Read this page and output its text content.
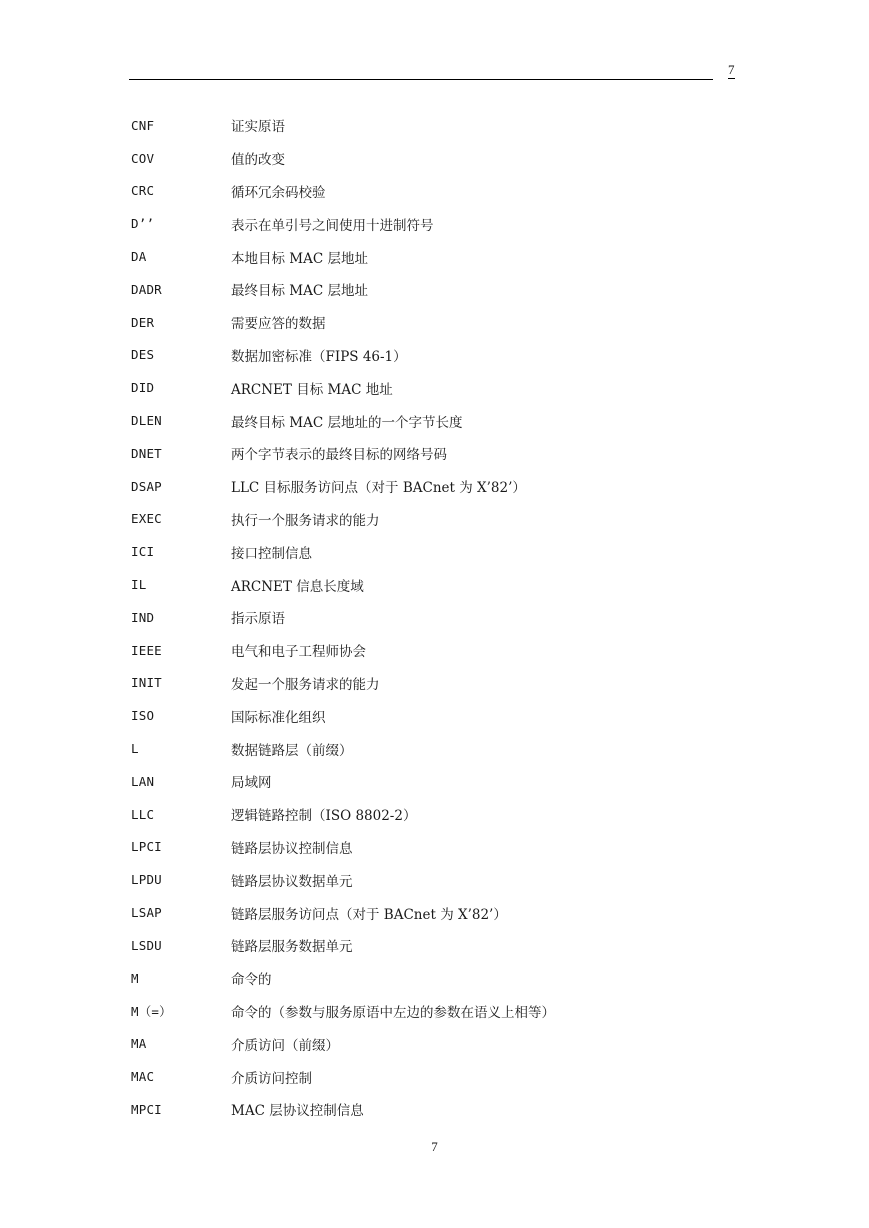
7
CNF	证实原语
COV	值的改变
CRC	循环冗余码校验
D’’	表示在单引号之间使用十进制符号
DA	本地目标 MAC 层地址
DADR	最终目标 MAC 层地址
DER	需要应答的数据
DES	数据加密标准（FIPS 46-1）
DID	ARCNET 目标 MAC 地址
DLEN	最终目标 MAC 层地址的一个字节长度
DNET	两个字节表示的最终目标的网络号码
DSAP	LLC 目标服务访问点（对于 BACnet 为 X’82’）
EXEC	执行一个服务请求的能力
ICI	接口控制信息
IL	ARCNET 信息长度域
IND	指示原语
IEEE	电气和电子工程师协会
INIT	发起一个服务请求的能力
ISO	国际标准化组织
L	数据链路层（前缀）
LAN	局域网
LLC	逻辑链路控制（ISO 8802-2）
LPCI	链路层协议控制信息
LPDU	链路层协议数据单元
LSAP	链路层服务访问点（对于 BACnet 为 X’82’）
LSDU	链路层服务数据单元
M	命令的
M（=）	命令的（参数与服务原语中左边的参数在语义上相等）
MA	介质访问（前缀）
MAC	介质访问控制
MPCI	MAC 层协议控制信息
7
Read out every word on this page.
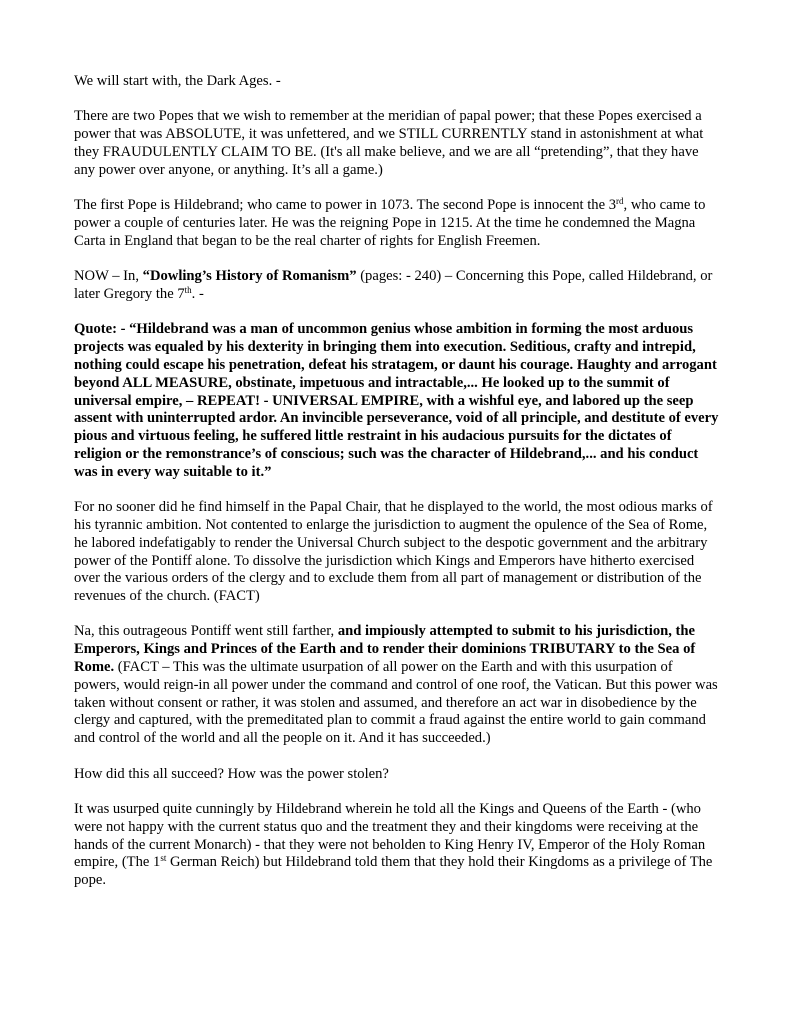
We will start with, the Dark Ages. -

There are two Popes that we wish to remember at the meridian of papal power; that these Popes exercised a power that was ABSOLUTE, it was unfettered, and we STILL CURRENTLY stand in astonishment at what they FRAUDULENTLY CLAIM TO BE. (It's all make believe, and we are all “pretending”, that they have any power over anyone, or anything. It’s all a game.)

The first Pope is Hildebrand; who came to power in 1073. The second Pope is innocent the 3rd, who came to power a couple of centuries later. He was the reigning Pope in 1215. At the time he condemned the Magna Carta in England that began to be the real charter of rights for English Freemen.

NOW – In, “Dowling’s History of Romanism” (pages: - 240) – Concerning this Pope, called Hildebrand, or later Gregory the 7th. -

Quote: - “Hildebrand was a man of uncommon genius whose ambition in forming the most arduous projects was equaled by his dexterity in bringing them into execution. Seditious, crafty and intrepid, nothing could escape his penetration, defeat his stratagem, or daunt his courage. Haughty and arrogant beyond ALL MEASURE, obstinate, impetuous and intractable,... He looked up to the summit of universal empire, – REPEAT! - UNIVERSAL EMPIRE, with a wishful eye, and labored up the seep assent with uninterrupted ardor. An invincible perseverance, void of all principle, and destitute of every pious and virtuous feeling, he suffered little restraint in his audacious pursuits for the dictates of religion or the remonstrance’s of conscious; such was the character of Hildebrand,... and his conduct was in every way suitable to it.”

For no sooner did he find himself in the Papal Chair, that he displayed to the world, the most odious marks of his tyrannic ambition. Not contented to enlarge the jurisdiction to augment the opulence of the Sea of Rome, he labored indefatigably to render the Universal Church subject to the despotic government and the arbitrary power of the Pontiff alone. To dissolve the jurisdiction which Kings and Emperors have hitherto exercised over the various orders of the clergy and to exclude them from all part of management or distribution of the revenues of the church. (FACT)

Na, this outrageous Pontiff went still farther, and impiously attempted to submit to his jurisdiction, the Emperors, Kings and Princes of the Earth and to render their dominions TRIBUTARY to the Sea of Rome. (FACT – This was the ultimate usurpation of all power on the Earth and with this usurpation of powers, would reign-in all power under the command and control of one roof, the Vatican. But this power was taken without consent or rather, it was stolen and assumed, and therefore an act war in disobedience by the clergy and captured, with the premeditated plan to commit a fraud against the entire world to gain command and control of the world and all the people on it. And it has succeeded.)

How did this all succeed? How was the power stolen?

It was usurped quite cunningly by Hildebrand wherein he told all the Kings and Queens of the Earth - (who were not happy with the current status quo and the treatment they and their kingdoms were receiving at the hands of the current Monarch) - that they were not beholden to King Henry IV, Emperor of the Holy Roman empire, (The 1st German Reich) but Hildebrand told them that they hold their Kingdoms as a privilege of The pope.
______________________________
Transcribe the full listing above exactly, with the images removed.

Exercise output:
Read this page and output its text content.
7
CNF	证实原语
COV	值的改变
CRC	循环冗余码校验
D’’	表示在单引号之间使用十进制符号
DA	本地目标 MAC 层地址
DADR	最终目标 MAC 层地址
DER	需要应答的数据
DES	数据加密标准（FIPS 46-1）
DID	ARCNET 目标 MAC 地址
DLEN	最终目标 MAC 层地址的一个字节长度
DNET	两个字节表示的最终目标的网络号码
DSAP	LLC 目标服务访问点（对于 BACnet 为 X’82’）
EXEC	执行一个服务请求的能力
ICI	接口控制信息
IL	ARCNET 信息长度域
IND	指示原语
IEEE	电气和电子工程师协会
INIT	发起一个服务请求的能力
ISO	国际标准化组织
L	数据链路层（前缀）
LAN	局域网
LLC	逻辑链路控制（ISO 8802-2）
LPCI	链路层协议控制信息
LPDU	链路层协议数据单元
LSAP	链路层服务访问点（对于 BACnet 为 X’82’）
LSDU	链路层服务数据单元
M	命令的
M（=）	命令的（参数与服务原语中左边的参数在语义上相等）
MA	介质访问（前缀）
MAC	介质访问控制
MPCI	MAC 层协议控制信息
7
Read out every word on this page.
We will start with, the Dark Ages. -

There are two Popes that we wish to remember at the meridian of papal power; that these Popes exercised a power that was ABSOLUTE, it was unfettered, and we STILL CURRENTLY stand in astonishment at what they FRAUDULENTLY CLAIM TO BE. (It's all make believe, and we are all “pretending”, that they have any power over anyone, or anything. It’s all a game.)

The first Pope is Hildebrand; who came to power in 1073. The second Pope is innocent the 3rd, who came to power a couple of centuries later. He was the reigning Pope in 1215. At the time he condemned the Magna Carta in England that began to be the real charter of rights for English Freemen.

NOW – In, “Dowling’s History of Romanism” (pages: - 240) – Concerning this Pope, called Hildebrand, or later Gregory the 7th. -

Quote: - “Hildebrand was a man of uncommon genius whose ambition in forming the most arduous projects was equaled by his dexterity in bringing them into execution. Seditious, crafty and intrepid, nothing could escape his penetration, defeat his stratagem, or daunt his courage. Haughty and arrogant beyond ALL MEASURE, obstinate, impetuous and intractable,... He looked up to the summit of universal empire, – REPEAT! - UNIVERSAL EMPIRE, with a wishful eye, and labored up the seep assent with uninterrupted ardor. An invincible perseverance, void of all principle, and destitute of every pious and virtuous feeling, he suffered little restraint in his audacious pursuits for the dictates of religion or the remonstrance’s of conscious; such was the character of Hildebrand,... and his conduct was in every way suitable to it.”

For no sooner did he find himself in the Papal Chair, that he displayed to the world, the most odious marks of his tyrannic ambition. Not contented to enlarge the jurisdiction to augment the opulence of the Sea of Rome, he labored indefatigably to render the Universal Church subject to the despotic government and the arbitrary power of the Pontiff alone. To dissolve the jurisdiction which Kings and Emperors have hitherto exercised over the various orders of the clergy and to exclude them from all part of management or distribution of the revenues of the church. (FACT)

Na, this outrageous Pontiff went still farther, and impiously attempted to submit to his jurisdiction, the Emperors, Kings and Princes of the Earth and to render their dominions TRIBUTARY to the Sea of Rome. (FACT – This was the ultimate usurpation of all power on the Earth and with this usurpation of powers, would reign-in all power under the command and control of one roof, the Vatican. But this power was taken without consent or rather, it was stolen and assumed, and therefore an act war in disobedience by the clergy and captured, with the premeditated plan to commit a fraud against the entire world to gain command and control of the world and all the people on it. And it has succeeded.)

How did this all succeed? How was the power stolen?

It was usurped quite cunningly by Hildebrand wherein he told all the Kings and Queens of the Earth - (who were not happy with the current status quo and the treatment they and their kingdoms were receiving at the hands of the current Monarch) - that they were not beholden to King Henry IV, Emperor of the Holy Roman empire, (The 1st German Reich) but Hildebrand told them that they hold their Kingdoms as a privilege of The pope.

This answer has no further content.